• Direction A:
List every line in the records that contains the string "notches", treating uppercase and lowercase as different.

• Text passage:
——

With regard to space, it is more acceptable to posit an inner space in contrast to an outer space. For two different substances (the mental and the material) seem involved, and therefore two different fields or matrices are conceivable for them. We consider mental space as somewhat placed within material space, in that we tend to locate it in our heads. Yet, even here we should perhaps not rush to judgment. For we must take into consideration the fact of hallucination: when we seemingly imagine things occurring outside ourselves. It may be that we think of imagination as in the head, because we usually do it with our eyes closed or because it is usually clearer that way. But there are circumstances when we are able to imagine with our eyes open. It remains conceivable in my view that the two spaces, the inner and outer, are one and the same.
Some philosophers apparently distinguish between inner and outer time, or psychological time and physical time, with reference to the common experience that little time o’clock may subjectively seem a lot and long hours may seem like minutes. Admittedly, one’s happiness or patience or age, or whatever, evidently often have an effect on one’s guesstimates of duration without measuring instruments. When I meditate in the middle of the night, when everything is quiet, time seems to pass much faster than when, in the day, there are enervating traffic noises all around. But this does not mean that there are literally two time dimensions.The Subject, whether faced with imaginary events or physical events, has the same logical reaction for both, the positing of a time dimension. It has to be a single framework for both kinds of event, or else it would not be possible to order them relative to each other, as indeed by the way the ‘psychological time’ proponents unthinkingly do anyway. (I of course do not mean here to contest the relativity of time measurement, as explained by Einstein, which concerns even physical time.)

——

• Data for processing:
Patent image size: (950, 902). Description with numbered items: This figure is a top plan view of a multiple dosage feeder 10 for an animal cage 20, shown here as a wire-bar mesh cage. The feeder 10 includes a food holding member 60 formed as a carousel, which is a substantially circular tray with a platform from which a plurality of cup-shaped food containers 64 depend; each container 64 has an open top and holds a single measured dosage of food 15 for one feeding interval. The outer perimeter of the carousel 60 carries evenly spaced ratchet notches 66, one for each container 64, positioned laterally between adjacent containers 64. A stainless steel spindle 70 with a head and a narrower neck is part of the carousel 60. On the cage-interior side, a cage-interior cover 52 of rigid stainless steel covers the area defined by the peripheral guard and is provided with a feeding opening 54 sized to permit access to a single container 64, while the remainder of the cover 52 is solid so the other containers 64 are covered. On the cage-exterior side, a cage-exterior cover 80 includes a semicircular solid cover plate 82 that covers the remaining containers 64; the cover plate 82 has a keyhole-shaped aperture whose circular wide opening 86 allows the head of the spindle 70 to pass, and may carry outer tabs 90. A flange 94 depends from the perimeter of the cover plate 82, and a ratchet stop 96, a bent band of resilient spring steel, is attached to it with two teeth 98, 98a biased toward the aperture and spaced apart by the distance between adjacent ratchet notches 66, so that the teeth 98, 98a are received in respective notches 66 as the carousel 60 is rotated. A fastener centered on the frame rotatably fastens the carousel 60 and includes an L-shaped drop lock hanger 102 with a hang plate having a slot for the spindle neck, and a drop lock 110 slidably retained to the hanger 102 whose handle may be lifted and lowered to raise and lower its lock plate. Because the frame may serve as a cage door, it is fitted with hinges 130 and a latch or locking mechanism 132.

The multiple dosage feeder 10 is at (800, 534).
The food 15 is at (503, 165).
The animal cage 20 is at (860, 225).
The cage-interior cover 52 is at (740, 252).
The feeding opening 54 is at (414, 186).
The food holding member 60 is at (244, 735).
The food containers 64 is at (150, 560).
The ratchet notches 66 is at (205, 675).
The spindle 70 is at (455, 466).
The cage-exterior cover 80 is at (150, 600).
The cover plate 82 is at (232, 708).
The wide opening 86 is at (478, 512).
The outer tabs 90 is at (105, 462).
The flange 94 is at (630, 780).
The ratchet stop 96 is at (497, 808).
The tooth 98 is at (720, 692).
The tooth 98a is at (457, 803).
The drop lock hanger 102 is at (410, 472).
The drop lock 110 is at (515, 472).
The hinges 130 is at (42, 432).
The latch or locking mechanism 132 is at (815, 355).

——

• Direction B:
According to the passage on inner and outer space and time, which personal factors can affect one's guesstimates of duration without measuring instruments?

• Final answer A:
Patent image size: (950, 902). Description with numbered items: This figure is a top plan view of a multiple dosage feeder 10 for an animal cage 20, shown here as a wire-bar mesh cage. The feeder 10 includes a food holding member 60 formed as a carousel, which is a substantially circular tray with a platform from which a plurality of cup-shaped food containers 64 depend; each container 64 has an open top and holds a single measured dosage of food 15 for one feeding interval. The outer perimeter of the carousel 60 carries evenly spaced ratchet notches 66, one for each container 64, positioned laterally between adjacent containers 64. A stainless steel spindle 70 with a head and a narrower neck is part of the carousel 60. On the cage-interior side, a cage-interior cover 52 of rigid stainless steel covers the area defined by the peripheral guard and is provided with a feeding opening 54 sized to permit access to a single container 64, while the remainder of the cover 52 is solid so the other containers 64 are covered. On the cage-exterior side, a cage-exterior cover 80 includes a semicircular solid cover plate 82 that covers the remaining containers 64; the cover plate 82 has a keyhole-shaped aperture whose circular wide opening 86 allows the head of the spindle 70 to pass, and may carry outer tabs 90. A flange 94 depends from the perimeter of the cover plate 82, and a ratchet stop 96, a bent band of resilient spring steel, is attached to it with two teeth 98, 98a biased toward the aperture and spaced apart by the distance between adjacent ratchet notches 66, so that the teeth 98, 98a are received in respective notches 66 as the carousel 60 is rotated. A fastener centered on the frame rotatably fastens the carousel 60 and includes an L-shaped drop lock hanger 102 with a hang plate having a slot for the spindle neck, and a drop lock 110 slidably retained to the hanger 102 whose handle may be lifted and lowered to raise and lower its lock plate. Because the frame may serve as a cage door, it is fitted with hinges 130 and a latch or locking mechanism 132.
The ratchet notches 66 is at (205, 675).

• Final answer B:
- happiness
- patience
- age